La tarea –
Convierte todas las líneas de los datos que siguen en una lista JSON de cadenas, con una cadena por cada línea y sin incluir las líneas en blanco.

Datos de ubicación de elementos –
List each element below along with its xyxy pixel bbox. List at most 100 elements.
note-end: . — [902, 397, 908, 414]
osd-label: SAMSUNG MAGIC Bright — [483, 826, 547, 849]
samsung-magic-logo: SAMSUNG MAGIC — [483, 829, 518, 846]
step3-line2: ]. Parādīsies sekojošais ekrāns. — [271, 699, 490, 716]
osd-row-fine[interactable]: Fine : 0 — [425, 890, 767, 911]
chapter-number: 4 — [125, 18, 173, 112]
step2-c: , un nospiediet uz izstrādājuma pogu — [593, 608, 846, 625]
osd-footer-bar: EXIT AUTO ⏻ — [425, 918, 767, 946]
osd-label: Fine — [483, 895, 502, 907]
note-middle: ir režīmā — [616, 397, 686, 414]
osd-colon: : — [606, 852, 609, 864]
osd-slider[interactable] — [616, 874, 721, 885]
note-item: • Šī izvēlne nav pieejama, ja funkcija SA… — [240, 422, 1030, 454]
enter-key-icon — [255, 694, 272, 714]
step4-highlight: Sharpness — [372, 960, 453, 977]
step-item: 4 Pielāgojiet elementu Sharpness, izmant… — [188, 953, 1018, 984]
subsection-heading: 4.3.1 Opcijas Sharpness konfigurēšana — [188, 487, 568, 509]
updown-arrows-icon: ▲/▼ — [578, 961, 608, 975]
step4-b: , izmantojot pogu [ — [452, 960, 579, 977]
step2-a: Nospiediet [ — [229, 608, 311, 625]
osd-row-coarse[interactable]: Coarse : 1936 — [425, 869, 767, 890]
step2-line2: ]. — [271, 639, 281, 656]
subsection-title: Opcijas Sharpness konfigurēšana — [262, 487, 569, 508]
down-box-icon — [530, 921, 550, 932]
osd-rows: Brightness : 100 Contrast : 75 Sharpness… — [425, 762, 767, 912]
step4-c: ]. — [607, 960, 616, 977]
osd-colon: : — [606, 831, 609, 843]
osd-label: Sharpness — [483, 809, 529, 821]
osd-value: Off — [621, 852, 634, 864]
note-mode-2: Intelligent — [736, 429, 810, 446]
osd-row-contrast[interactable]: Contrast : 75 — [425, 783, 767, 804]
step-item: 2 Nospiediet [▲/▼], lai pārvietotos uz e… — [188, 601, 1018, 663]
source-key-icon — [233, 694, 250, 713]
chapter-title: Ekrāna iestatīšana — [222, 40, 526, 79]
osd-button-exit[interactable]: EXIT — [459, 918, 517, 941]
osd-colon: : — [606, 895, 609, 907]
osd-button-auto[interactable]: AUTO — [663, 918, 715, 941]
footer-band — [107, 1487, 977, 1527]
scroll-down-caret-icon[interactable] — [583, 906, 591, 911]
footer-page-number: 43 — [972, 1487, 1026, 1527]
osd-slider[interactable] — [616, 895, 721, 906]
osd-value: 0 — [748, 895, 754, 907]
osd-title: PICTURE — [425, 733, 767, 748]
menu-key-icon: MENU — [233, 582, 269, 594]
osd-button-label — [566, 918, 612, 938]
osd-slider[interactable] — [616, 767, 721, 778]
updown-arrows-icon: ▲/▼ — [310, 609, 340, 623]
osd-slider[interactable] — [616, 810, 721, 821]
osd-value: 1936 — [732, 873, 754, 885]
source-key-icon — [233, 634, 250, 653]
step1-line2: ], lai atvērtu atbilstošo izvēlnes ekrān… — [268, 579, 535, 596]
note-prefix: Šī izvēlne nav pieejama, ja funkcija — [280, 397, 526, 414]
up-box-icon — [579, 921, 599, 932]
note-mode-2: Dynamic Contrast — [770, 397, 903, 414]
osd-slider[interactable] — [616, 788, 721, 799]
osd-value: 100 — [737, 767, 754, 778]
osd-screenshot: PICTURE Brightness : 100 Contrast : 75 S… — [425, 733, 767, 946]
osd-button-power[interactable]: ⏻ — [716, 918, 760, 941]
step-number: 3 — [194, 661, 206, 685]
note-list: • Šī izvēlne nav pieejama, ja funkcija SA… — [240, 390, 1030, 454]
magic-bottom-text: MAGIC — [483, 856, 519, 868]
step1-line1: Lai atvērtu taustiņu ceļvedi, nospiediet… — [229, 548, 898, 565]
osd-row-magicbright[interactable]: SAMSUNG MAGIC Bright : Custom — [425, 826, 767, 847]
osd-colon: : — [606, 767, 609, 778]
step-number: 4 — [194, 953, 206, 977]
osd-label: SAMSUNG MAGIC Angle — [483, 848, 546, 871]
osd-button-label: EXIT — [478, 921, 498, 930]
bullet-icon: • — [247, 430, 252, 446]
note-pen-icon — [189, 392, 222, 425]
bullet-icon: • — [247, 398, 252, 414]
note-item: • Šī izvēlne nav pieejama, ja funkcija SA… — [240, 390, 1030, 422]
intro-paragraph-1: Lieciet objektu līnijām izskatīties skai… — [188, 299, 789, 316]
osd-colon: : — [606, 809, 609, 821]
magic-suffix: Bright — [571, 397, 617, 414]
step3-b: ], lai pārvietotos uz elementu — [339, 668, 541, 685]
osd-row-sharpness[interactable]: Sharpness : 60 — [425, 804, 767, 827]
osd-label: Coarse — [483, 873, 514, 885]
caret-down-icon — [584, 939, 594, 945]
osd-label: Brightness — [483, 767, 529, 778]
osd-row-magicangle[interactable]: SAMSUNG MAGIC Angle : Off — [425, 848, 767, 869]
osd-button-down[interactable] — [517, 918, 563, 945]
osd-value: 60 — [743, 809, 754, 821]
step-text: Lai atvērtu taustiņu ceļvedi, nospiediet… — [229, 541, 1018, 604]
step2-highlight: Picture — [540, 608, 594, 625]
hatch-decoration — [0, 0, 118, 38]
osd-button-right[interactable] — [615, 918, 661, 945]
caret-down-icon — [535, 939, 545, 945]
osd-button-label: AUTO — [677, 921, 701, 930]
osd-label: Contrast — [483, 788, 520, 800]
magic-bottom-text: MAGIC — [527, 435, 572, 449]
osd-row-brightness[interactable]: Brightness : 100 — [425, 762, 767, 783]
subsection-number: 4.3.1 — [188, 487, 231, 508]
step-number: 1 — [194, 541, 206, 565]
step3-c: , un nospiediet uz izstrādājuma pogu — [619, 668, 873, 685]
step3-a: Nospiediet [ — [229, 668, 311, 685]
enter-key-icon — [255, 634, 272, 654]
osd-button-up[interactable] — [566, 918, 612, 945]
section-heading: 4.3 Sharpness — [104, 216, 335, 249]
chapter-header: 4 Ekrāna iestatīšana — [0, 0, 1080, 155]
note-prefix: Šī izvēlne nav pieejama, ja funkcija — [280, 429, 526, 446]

Respuesta –
[
  "List each element below along with its xyxy pixel bbox. List at most 100 elements.",
  "note-end: . — [902, 397, 908, 414]",
  "osd-label: SAMSUNG MAGIC Bright — [483, 826, 547, 849]",
  "samsung-magic-logo: SAMSUNG MAGIC — [483, 829, 518, 846]",
  "step3-line2: ]. Parādīsies sekojošais ekrāns. — [271, 699, 490, 716]",
  "osd-row-fine[interactable]: Fine : 0 — [425, 890, 767, 911]",
  "chapter-number: 4 — [125, 18, 173, 112]",
  "step2-c: , un nospiediet uz izstrādājuma pogu — [593, 608, 846, 625]",
  "osd-footer-bar: EXIT AUTO ⏻ — [425, 918, 767, 946]",
  "osd-label: Fine — [483, 895, 502, 907]",
  "note-middle: ir režīmā — [616, 397, 686, 414]",
  "osd-colon: : — [606, 852, 609, 864]",
  "osd-slider[interactable] — [616, 874, 721, 885]",
  "note-item: • Šī izvēlne nav pieejama, ja funkcija SA… — [240, 422, 1030, 454]",
  "enter-key-icon — [255, 694, 272, 714]",
  "step4-highlight: Sharpness — [372, 960, 453, 977]",
  "step-item: 4 Pielāgojiet elementu Sharpness, izmant… — [188, 953, 1018, 984]",
  "subsection-heading: 4.3.1 Opcijas Sharpness konfigurēšana — [188, 487, 568, 509]",
  "updown-arrows-icon: ▲/▼ — [578, 961, 608, 975]",
  "step4-b: , izmantojot pogu [ — [452, 960, 579, 977]",
  "step2-a: Nospiediet [ — [229, 608, 311, 625]",
  "osd-row-coarse[interactable]: Coarse : 1936 — [425, 869, 767, 890]",
  "step2-line2: ]. — [271, 639, 281, 656]",
  "subsection-title: Opcijas Sharpness konfigurēšana — [262, 487, 569, 508]",
  "down-box-icon — [530, 921, 550, 932]",
  "osd-rows: Brightness : 100 Contrast : 75 Sharpness… — [425, 762, 767, 912]",
  "step4-c: ]. — [607, 960, 616, 977]",
  "osd-colon: : — [606, 831, 609, 843]",
  "osd-label: Sharpness — [483, 809, 529, 821]",
  "osd-value: Off — [621, 852, 634, 864]",
  "note-mode-2: Intelligent — [736, 429, 810, 446]",
  "osd-row-contrast[interactable]: Contrast : 75 — [425, 783, 767, 804]",
  "step-item: 2 Nospiediet [▲/▼], lai pārvietotos uz e… — [188, 601, 1018, 663]",
  "source-key-icon — [233, 694, 250, 713]",
  "chapter-title: Ekrāna iestatīšana — [222, 40, 526, 79]",
  "osd-button-exit[interactable]: EXIT — [459, 918, 517, 941]",
  "osd-colon: : — [606, 895, 609, 907]",
  "osd-button-auto[interactable]: AUTO — [663, 918, 715, 941]",
  "footer-band — [107, 1487, 977, 1527]",
  "scroll-down-caret-icon[interactable] — [583, 906, 591, 911]",
  "footer-page-number: 43 — [972, 1487, 1026, 1527]",
  "osd-slider[interactable] — [616, 895, 721, 906]",
  "osd-value: 0 — [748, 895, 754, 907]",
  "osd-title: PICTURE — [425, 733, 767, 748]",
  "menu-key-icon: MENU — [233, 582, 269, 594]",
  "osd-button-label — [566, 918, 612, 938]",
  "osd-slider[interactable] — [616, 767, 721, 778]",
  "updown-arrows-icon: ▲/▼ — [310, 609, 340, 623]",
  "osd-slider[interactable] — [616, 810, 721, 821]",
  "osd-value: 1936 — [732, 873, 754, 885]",
  "source-key-icon — [233, 634, 250, 653]",
  "step1-line2: ], lai atvērtu atbilstošo izvēlnes ekrān… — [268, 579, 535, 596]",
  "note-prefix: Šī izvēlne nav pieejama, ja funkcija — [280, 397, 526, 414]",
  "up-box-icon — [579, 921, 599, 932]",
  "note-mode-2: Dynamic Contrast — [770, 397, 903, 414]",
  "osd-slider[interactable] — [616, 788, 721, 799]",
  "osd-value: 100 — [737, 767, 754, 778]",
  "osd-screenshot: PICTURE Brightness : 100 Contrast : 75 S… — [425, 733, 767, 946]",
  "osd-button-power[interactable]: ⏻ — [716, 918, 760, 941]",
  "step-number: 3 — [194, 661, 206, 685]",
  "note-list: • Šī izvēlne nav pieejama, ja funkcija SA… — [240, 390, 1030, 454]",
  "magic-bottom-text: MAGIC — [483, 856, 519, 868]",
  "step1-line1: Lai atvērtu taustiņu ceļvedi, nospiediet… — [229, 548, 898, 565]",
  "osd-row-magicbright[interactable]: SAMSUNG MAGIC Bright : Custom — [425, 826, 767, 847]",
  "osd-colon: : — [606, 767, 609, 778]",
  "step-number: 4 — [194, 953, 206, 977]",
  "osd-label: SAMSUNG MAGIC Angle — [483, 848, 546, 871]",
  "osd-button-label: EXIT — [478, 921, 498, 930]",
  "bullet-icon: • — [247, 430, 252, 446]",
  "note-pen-icon — [189, 392, 222, 425]",
  "bullet-icon: • — [247, 398, 252, 414]",
  "note-item: • Šī izvēlne nav pieejama, ja funkcija SA… — [240, 390, 1030, 422]",
  "intro-paragraph-1: Lieciet objektu līnijām izskatīties skai… — [188, 299, 789, 316]",
  "osd-colon: : — [606, 809, 609, 821]",
  "magic-suffix: Bright — [571, 397, 617, 414]",
  "step3-b: ], lai pārvietotos uz elementu — [339, 668, 541, 685]",
  "osd-row-sharpness[interactable]: Sharpness : 60 — [425, 804, 767, 827]",
  "osd-label: Coarse — [483, 873, 514, 885]",
  "caret-down-icon — [584, 939, 594, 945]",
  "osd-label: Brightness — [483, 767, 529, 778]",
  "osd-row-magicangle[interactable]: SAMSUNG MAGIC Angle : Off — [425, 848, 767, 869]",
  "osd-button-down[interactable] — [517, 918, 563, 945]",
  "osd-value: 60 — [743, 809, 754, 821]",
  "step-text: Lai atvērtu taustiņu ceļvedi, nospiediet… — [229, 541, 1018, 604]",
  "step2-highlight: Picture — [540, 608, 594, 625]",
  "hatch-decoration — [0, 0, 118, 38]",
  "osd-button-right[interactable] — [615, 918, 661, 945]",
  "caret-down-icon — [535, 939, 545, 945]",
  "osd-button-label: AUTO — [677, 921, 701, 930]",
  "osd-label: Contrast — [483, 788, 520, 800]",
  "magic-bottom-text: MAGIC — [527, 435, 572, 449]",
  "osd-row-brightness[interactable]: Brightness : 100 — [425, 762, 767, 783]",
  "subsection-number: 4.3.1 — [188, 487, 231, 508]",
  "step-number: 1 — [194, 541, 206, 565]",
  "step3-c: , un nospiediet uz izstrādājuma pogu — [619, 668, 873, 685]",
  "step3-a: Nospiediet [ — [229, 668, 311, 685]",
  "enter-key-icon — [255, 634, 272, 654]",
  "osd-button-up[interactable] — [566, 918, 612, 945]",
  "section-heading: 4.3 Sharpness — [104, 216, 335, 249]",
  "chapter-header: 4 Ekrāna iestatīšana — [0, 0, 1080, 155]",
  "note-prefix: Šī izvēlne nav pieejama, ja funkcija — [280, 429, 526, 446]"
]